══ Given data

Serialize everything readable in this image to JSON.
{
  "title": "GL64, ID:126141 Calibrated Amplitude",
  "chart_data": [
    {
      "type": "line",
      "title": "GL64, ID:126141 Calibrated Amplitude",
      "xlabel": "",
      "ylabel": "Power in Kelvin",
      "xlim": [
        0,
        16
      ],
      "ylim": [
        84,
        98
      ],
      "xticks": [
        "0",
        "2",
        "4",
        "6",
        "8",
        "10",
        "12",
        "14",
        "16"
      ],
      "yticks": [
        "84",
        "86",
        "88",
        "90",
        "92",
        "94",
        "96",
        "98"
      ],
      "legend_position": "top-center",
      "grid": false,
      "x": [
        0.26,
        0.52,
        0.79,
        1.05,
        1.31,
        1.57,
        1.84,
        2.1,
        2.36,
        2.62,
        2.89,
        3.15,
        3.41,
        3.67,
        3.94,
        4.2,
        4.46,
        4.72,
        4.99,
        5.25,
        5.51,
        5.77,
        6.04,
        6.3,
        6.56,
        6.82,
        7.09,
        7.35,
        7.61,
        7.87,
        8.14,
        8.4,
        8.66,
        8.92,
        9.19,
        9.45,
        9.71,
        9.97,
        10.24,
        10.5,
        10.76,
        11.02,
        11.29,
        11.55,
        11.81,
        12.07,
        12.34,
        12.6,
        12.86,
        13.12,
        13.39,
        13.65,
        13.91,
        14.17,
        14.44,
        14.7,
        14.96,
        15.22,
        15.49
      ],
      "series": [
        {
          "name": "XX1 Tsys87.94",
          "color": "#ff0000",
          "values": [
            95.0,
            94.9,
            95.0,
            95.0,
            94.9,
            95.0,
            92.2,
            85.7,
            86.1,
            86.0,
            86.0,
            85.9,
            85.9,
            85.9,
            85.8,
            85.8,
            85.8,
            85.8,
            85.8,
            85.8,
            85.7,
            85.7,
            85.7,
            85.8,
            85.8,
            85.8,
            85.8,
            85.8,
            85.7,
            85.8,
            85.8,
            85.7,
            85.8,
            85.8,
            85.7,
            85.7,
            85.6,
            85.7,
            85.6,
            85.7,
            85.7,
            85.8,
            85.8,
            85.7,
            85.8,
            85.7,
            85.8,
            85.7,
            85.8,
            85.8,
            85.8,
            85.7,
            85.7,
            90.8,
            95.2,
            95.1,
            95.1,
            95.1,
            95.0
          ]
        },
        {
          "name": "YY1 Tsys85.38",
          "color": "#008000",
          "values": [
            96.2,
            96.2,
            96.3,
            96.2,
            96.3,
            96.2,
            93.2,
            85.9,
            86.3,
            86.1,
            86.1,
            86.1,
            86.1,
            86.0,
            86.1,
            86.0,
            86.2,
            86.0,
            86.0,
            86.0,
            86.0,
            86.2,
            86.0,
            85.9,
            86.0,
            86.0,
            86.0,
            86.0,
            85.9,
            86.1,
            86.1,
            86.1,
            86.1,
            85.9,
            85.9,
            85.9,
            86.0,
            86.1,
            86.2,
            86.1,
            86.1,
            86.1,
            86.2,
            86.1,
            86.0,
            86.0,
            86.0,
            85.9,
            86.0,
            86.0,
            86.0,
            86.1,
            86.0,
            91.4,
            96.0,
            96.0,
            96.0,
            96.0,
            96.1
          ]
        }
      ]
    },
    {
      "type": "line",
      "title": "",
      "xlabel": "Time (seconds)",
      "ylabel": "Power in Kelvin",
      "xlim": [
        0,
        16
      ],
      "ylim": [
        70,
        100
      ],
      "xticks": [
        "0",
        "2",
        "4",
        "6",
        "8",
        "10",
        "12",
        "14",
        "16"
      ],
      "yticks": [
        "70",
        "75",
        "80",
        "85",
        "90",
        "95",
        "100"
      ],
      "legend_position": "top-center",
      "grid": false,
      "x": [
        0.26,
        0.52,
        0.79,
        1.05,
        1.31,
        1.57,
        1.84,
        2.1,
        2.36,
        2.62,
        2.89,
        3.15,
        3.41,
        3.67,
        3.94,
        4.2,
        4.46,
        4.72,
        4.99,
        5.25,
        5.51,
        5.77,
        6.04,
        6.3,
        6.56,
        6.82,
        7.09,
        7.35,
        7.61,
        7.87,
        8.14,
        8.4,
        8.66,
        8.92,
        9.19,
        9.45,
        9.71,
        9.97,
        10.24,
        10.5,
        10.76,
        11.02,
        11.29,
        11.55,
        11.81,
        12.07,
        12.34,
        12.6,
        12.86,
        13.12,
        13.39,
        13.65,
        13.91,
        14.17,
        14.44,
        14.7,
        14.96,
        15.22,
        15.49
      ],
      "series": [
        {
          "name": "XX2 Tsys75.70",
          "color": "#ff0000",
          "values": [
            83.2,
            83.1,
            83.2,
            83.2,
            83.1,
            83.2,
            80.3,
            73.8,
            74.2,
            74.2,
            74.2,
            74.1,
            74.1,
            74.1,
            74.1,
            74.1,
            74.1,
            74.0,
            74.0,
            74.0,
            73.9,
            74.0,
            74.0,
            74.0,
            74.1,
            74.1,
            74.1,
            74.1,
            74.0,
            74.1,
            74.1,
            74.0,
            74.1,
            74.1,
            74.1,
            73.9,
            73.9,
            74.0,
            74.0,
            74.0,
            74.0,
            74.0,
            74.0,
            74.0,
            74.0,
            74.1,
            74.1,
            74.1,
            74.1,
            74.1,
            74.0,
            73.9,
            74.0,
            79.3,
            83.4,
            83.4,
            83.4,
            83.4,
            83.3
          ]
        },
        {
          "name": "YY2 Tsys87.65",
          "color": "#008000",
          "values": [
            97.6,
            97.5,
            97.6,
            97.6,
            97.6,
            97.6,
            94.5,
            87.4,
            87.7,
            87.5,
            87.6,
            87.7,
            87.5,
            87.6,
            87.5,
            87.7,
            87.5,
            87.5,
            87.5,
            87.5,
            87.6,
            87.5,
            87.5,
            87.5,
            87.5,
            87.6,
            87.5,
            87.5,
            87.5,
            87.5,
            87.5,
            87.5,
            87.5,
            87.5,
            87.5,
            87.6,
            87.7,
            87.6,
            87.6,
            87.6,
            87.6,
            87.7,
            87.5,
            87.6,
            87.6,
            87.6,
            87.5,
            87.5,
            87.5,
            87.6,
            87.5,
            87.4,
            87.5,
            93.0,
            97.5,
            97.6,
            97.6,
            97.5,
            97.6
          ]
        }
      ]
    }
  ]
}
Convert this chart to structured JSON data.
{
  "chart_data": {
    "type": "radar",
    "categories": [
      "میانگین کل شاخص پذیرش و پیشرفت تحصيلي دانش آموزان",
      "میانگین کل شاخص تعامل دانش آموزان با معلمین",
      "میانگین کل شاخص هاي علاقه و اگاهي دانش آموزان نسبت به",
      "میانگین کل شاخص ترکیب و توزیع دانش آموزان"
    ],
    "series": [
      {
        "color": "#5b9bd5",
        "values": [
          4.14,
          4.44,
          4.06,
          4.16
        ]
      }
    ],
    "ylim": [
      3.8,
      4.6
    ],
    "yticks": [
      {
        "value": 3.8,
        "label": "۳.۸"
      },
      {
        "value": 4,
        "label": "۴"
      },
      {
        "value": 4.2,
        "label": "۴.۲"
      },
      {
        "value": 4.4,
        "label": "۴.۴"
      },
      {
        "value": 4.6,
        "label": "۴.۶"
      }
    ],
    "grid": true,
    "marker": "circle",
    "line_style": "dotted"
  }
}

════

Given instruction: Reproduce all the data word for word.

Written solution:
Serialize everything readable in this image to JSON.
{
  "title": "GL64, ID:126141 Calibrated Amplitude",
  "chart_data": [
    {
      "type": "line",
      "title": "GL64, ID:126141 Calibrated Amplitude",
      "xlabel": "",
      "ylabel": "Power in Kelvin",
      "xlim": [
        0,
        16
      ],
      "ylim": [
        84,
        98
      ],
      "xticks": [
        "0",
        "2",
        "4",
        "6",
        "8",
        "10",
        "12",
        "14",
        "16"
      ],
      "yticks": [
        "84",
        "86",
        "88",
        "90",
        "92",
        "94",
        "96",
        "98"
      ],
      "legend_position": "top-center",
      "grid": false,
      "x": [
        0.26,
        0.52,
        0.79,
        1.05,
        1.31,
        1.57,
        1.84,
        2.1,
        2.36,
        2.62,
        2.89,
        3.15,
        3.41,
        3.67,
        3.94,
        4.2,
        4.46,
        4.72,
        4.99,
        5.25,
        5.51,
        5.77,
        6.04,
        6.3,
        6.56,
        6.82,
        7.09,
        7.35,
        7.61,
        7.87,
        8.14,
        8.4,
        8.66,
        8.92,
        9.19,
        9.45,
        9.71,
        9.97,
        10.24,
        10.5,
        10.76,
        11.02,
        11.29,
        11.55,
        11.81,
        12.07,
        12.34,
        12.6,
        12.86,
        13.12,
        13.39,
        13.65,
        13.91,
        14.17,
        14.44,
        14.7,
        14.96,
        15.22,
        15.49
      ],
      "series": [
        {
          "name": "XX1 Tsys87.94",
          "color": "#ff0000",
          "values": [
            95.0,
            94.9,
            95.0,
            95.0,
            94.9,
            95.0,
            92.2,
            85.7,
            86.1,
            86.0,
            86.0,
            85.9,
            85.9,
            85.9,
            85.8,
            85.8,
            85.8,
            85.8,
            85.8,
            85.8,
            85.7,
            85.7,
            85.7,
            85.8,
            85.8,
            85.8,
            85.8,
            85.8,
            85.7,
            85.8,
            85.8,
            85.7,
            85.8,
            85.8,
            85.7,
            85.7,
            85.6,
            85.7,
            85.6,
            85.7,
            85.7,
            85.8,
            85.8,
            85.7,
            85.8,
            85.7,
            85.8,
            85.7,
            85.8,
            85.8,
            85.8,
            85.7,
            85.7,
            90.8,
            95.2,
            95.1,
            95.1,
            95.1,
            95.0
          ]
        },
        {
          "name": "YY1 Tsys85.38",
          "color": "#008000",
          "values": [
            96.2,
            96.2,
            96.3,
            96.2,
            96.3,
            96.2,
            93.2,
            85.9,
            86.3,
            86.1,
            86.1,
            86.1,
            86.1,
            86.0,
            86.1,
            86.0,
            86.2,
            86.0,
            86.0,
            86.0,
            86.0,
            86.2,
            86.0,
            85.9,
            86.0,
            86.0,
            86.0,
            86.0,
            85.9,
            86.1,
            86.1,
            86.1,
            86.1,
            85.9,
            85.9,
            85.9,
            86.0,
            86.1,
            86.2,
            86.1,
            86.1,
            86.1,
            86.2,
            86.1,
            86.0,
            86.0,
            86.0,
            85.9,
            86.0,
            86.0,
            86.0,
            86.1,
            86.0,
            91.4,
            96.0,
            96.0,
            96.0,
            96.0,
            96.1
          ]
        }
      ]
    },
    {
      "type": "line",
      "title": "",
      "xlabel": "Time (seconds)",
      "ylabel": "Power in Kelvin",
      "xlim": [
        0,
        16
      ],
      "ylim": [
        70,
        100
      ],
      "xticks": [
        "0",
        "2",
        "4",
        "6",
        "8",
        "10",
        "12",
        "14",
        "16"
      ],
      "yticks": [
        "70",
        "75",
        "80",
        "85",
        "90",
        "95",
        "100"
      ],
      "legend_position": "top-center",
      "grid": false,
      "x": [
        0.26,
        0.52,
        0.79,
        1.05,
        1.31,
        1.57,
        1.84,
        2.1,
        2.36,
        2.62,
        2.89,
        3.15,
        3.41,
        3.67,
        3.94,
        4.2,
        4.46,
        4.72,
        4.99,
        5.25,
        5.51,
        5.77,
        6.04,
        6.3,
        6.56,
        6.82,
        7.09,
        7.35,
        7.61,
        7.87,
        8.14,
        8.4,
        8.66,
        8.92,
        9.19,
        9.45,
        9.71,
        9.97,
        10.24,
        10.5,
        10.76,
        11.02,
        11.29,
        11.55,
        11.81,
        12.07,
        12.34,
        12.6,
        12.86,
        13.12,
        13.39,
        13.65,
        13.91,
        14.17,
        14.44,
        14.7,
        14.96,
        15.22,
        15.49
      ],
      "series": [
        {
          "name": "XX2 Tsys75.70",
          "color": "#ff0000",
          "values": [
            83.2,
            83.1,
            83.2,
            83.2,
            83.1,
            83.2,
            80.3,
            73.8,
            74.2,
            74.2,
            74.2,
            74.1,
            74.1,
            74.1,
            74.1,
            74.1,
            74.1,
            74.0,
            74.0,
            74.0,
            73.9,
            74.0,
            74.0,
            74.0,
            74.1,
            74.1,
            74.1,
            74.1,
            74.0,
            74.1,
            74.1,
            74.0,
            74.1,
            74.1,
            74.1,
            73.9,
            73.9,
            74.0,
            74.0,
            74.0,
            74.0,
            74.0,
            74.0,
            74.0,
            74.0,
            74.1,
            74.1,
            74.1,
            74.1,
            74.1,
            74.0,
            73.9,
            74.0,
            79.3,
            83.4,
            83.4,
            83.4,
            83.4,
            83.3
          ]
        },
        {
          "name": "YY2 Tsys87.65",
          "color": "#008000",
          "values": [
            97.6,
            97.5,
            97.6,
            97.6,
            97.6,
            97.6,
            94.5,
            87.4,
            87.7,
            87.5,
            87.6,
            87.7,
            87.5,
            87.6,
            87.5,
            87.7,
            87.5,
            87.5,
            87.5,
            87.5,
            87.6,
            87.5,
            87.5,
            87.5,
            87.5,
            87.6,
            87.5,
            87.5,
            87.5,
            87.5,
            87.5,
            87.5,
            87.5,
            87.5,
            87.5,
            87.6,
            87.7,
            87.6,
            87.6,
            87.6,
            87.6,
            87.7,
            87.5,
            87.6,
            87.6,
            87.6,
            87.5,
            87.5,
            87.5,
            87.6,
            87.5,
            87.4,
            87.5,
            93.0,
            97.5,
            97.6,
            97.6,
            97.5,
            97.6
          ]
        }
      ]
    }
  ]
}
Convert this chart to structured JSON data.
{
  "chart_data": {
    "type": "radar",
    "categories": [
      "میانگین کل شاخص پذیرش و پیشرفت تحصيلي دانش آموزان",
      "میانگین کل شاخص تعامل دانش آموزان با معلمین",
      "میانگین کل شاخص هاي علاقه و اگاهي دانش آموزان نسبت به",
      "میانگین کل شاخص ترکیب و توزیع دانش آموزان"
    ],
    "series": [
      {
        "color": "#5b9bd5",
        "values": [
          4.14,
          4.44,
          4.06,
          4.16
        ]
      }
    ],
    "ylim": [
      3.8,
      4.6
    ],
    "yticks": [
      {
        "value": 3.8,
        "label": "۳.۸"
      },
      {
        "value": 4,
        "label": "۴"
      },
      {
        "value": 4.2,
        "label": "۴.۲"
      },
      {
        "value": 4.4,
        "label": "۴.۴"
      },
      {
        "value": 4.6,
        "label": "۴.۶"
      }
    ],
    "grid": true,
    "marker": "circle",
    "line_style": "dotted"
  }
}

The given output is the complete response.